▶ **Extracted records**
** Begin **

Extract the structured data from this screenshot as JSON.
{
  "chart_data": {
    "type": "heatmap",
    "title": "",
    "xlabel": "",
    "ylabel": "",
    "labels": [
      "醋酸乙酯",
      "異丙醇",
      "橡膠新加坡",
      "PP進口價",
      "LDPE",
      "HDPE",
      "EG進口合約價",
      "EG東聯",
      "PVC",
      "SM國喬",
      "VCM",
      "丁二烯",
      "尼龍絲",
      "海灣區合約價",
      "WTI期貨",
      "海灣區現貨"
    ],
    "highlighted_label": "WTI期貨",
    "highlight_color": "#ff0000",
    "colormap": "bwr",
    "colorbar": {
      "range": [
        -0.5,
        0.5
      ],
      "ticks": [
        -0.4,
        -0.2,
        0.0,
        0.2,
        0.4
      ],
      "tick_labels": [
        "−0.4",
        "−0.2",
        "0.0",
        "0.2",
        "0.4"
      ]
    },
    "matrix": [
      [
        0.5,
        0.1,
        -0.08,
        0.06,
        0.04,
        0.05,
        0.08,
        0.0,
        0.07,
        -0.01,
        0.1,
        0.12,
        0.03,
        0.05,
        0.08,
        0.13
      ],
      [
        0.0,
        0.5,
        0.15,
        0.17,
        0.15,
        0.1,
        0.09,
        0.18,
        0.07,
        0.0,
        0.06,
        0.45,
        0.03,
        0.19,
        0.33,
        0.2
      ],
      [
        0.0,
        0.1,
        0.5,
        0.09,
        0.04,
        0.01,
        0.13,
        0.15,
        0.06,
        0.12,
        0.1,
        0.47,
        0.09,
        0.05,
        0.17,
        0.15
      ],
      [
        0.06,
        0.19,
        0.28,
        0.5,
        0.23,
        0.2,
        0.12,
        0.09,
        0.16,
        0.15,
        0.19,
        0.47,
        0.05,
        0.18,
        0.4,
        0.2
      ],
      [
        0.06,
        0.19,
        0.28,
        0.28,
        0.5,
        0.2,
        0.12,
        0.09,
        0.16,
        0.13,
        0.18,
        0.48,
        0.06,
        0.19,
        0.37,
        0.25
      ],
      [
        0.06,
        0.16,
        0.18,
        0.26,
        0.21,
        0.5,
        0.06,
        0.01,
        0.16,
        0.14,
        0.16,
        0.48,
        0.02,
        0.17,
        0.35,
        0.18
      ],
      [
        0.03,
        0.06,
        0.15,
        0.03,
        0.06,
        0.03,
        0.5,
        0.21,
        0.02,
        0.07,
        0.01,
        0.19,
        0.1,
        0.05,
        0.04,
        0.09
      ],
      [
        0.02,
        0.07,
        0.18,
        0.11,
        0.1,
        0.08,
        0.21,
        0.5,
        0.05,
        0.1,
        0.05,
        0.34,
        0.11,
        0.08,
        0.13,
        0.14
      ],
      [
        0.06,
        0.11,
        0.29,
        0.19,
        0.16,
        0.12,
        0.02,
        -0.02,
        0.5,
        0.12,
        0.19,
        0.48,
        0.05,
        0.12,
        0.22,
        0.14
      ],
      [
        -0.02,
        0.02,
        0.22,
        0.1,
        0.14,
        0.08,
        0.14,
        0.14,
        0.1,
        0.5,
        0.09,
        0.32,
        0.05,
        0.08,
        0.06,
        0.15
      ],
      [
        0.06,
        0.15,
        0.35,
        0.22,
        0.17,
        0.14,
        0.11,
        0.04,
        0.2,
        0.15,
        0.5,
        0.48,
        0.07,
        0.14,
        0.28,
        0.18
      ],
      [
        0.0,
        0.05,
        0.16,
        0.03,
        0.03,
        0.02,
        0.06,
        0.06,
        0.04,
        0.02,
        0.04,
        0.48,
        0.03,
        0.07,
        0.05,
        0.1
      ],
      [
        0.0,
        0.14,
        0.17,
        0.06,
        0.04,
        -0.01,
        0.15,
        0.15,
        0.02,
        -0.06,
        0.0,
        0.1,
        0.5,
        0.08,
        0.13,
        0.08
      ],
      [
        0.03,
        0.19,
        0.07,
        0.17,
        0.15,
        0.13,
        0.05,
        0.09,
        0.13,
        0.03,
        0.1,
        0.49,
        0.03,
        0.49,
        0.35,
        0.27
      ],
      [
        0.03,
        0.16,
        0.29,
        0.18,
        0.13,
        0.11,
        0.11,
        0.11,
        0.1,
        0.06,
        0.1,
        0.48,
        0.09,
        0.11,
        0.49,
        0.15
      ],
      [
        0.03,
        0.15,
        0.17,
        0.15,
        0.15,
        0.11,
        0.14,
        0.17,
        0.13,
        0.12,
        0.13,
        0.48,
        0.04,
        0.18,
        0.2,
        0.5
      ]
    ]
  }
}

** End **

▶ **WHAT NEEDS TO BE DONE**
Take the records above and return them exactly as written.

▶ **ANSWER FOR THE TASK**
Extract the structured data from this screenshot as JSON.
{
  "chart_data": {
    "type": "heatmap",
    "title": "",
    "xlabel": "",
    "ylabel": "",
    "labels": [
      "醋酸乙酯",
      "異丙醇",
      "橡膠新加坡",
      "PP進口價",
      "LDPE",
      "HDPE",
      "EG進口合約價",
      "EG東聯",
      "PVC",
      "SM國喬",
      "VCM",
      "丁二烯",
      "尼龍絲",
      "海灣區合約價",
      "WTI期貨",
      "海灣區現貨"
    ],
    "highlighted_label": "WTI期貨",
    "highlight_color": "#ff0000",
    "colormap": "bwr",
    "colorbar": {
      "range": [
        -0.5,
        0.5
      ],
      "ticks": [
        -0.4,
        -0.2,
        0.0,
        0.2,
        0.4
      ],
      "tick_labels": [
        "−0.4",
        "−0.2",
        "0.0",
        "0.2",
        "0.4"
      ]
    },
    "matrix": [
      [
        0.5,
        0.1,
        -0.08,
        0.06,
        0.04,
        0.05,
        0.08,
        0.0,
        0.07,
        -0.01,
        0.1,
        0.12,
        0.03,
        0.05,
        0.08,
        0.13
      ],
      [
        0.0,
        0.5,
        0.15,
        0.17,
        0.15,
        0.1,
        0.09,
        0.18,
        0.07,
        0.0,
        0.06,
        0.45,
        0.03,
        0.19,
        0.33,
        0.2
      ],
      [
        0.0,
        0.1,
        0.5,
        0.09,
        0.04,
        0.01,
        0.13,
        0.15,
        0.06,
        0.12,
        0.1,
        0.47,
        0.09,
        0.05,
        0.17,
        0.15
      ],
      [
        0.06,
        0.19,
        0.28,
        0.5,
        0.23,
        0.2,
        0.12,
        0.09,
        0.16,
        0.15,
        0.19,
        0.47,
        0.05,
        0.18,
        0.4,
        0.2
      ],
      [
        0.06,
        0.19,
        0.28,
        0.28,
        0.5,
        0.2,
        0.12,
        0.09,
        0.16,
        0.13,
        0.18,
        0.48,
        0.06,
        0.19,
        0.37,
        0.25
      ],
      [
        0.06,
        0.16,
        0.18,
        0.26,
        0.21,
        0.5,
        0.06,
        0.01,
        0.16,
        0.14,
        0.16,
        0.48,
        0.02,
        0.17,
        0.35,
        0.18
      ],
      [
        0.03,
        0.06,
        0.15,
        0.03,
        0.06,
        0.03,
        0.5,
        0.21,
        0.02,
        0.07,
        0.01,
        0.19,
        0.1,
        0.05,
        0.04,
        0.09
      ],
      [
        0.02,
        0.07,
        0.18,
        0.11,
        0.1,
        0.08,
        0.21,
        0.5,
        0.05,
        0.1,
        0.05,
        0.34,
        0.11,
        0.08,
        0.13,
        0.14
      ],
      [
        0.06,
        0.11,
        0.29,
        0.19,
        0.16,
        0.12,
        0.02,
        -0.02,
        0.5,
        0.12,
        0.19,
        0.48,
        0.05,
        0.12,
        0.22,
        0.14
      ],
      [
        -0.02,
        0.02,
        0.22,
        0.1,
        0.14,
        0.08,
        0.14,
        0.14,
        0.1,
        0.5,
        0.09,
        0.32,
        0.05,
        0.08,
        0.06,
        0.15
      ],
      [
        0.06,
        0.15,
        0.35,
        0.22,
        0.17,
        0.14,
        0.11,
        0.04,
        0.2,
        0.15,
        0.5,
        0.48,
        0.07,
        0.14,
        0.28,
        0.18
      ],
      [
        0.0,
        0.05,
        0.16,
        0.03,
        0.03,
        0.02,
        0.06,
        0.06,
        0.04,
        0.02,
        0.04,
        0.48,
        0.03,
        0.07,
        0.05,
        0.1
      ],
      [
        0.0,
        0.14,
        0.17,
        0.06,
        0.04,
        -0.01,
        0.15,
        0.15,
        0.02,
        -0.06,
        0.0,
        0.1,
        0.5,
        0.08,
        0.13,
        0.08
      ],
      [
        0.03,
        0.19,
        0.07,
        0.17,
        0.15,
        0.13,
        0.05,
        0.09,
        0.13,
        0.03,
        0.1,
        0.49,
        0.03,
        0.49,
        0.35,
        0.27
      ],
      [
        0.03,
        0.16,
        0.29,
        0.18,
        0.13,
        0.11,
        0.11,
        0.11,
        0.1,
        0.06,
        0.1,
        0.48,
        0.09,
        0.11,
        0.49,
        0.15
      ],
      [
        0.03,
        0.15,
        0.17,
        0.15,
        0.15,
        0.11,
        0.14,
        0.17,
        0.13,
        0.12,
        0.13,
        0.48,
        0.04,
        0.18,
        0.2,
        0.5
      ]
    ]
  }
}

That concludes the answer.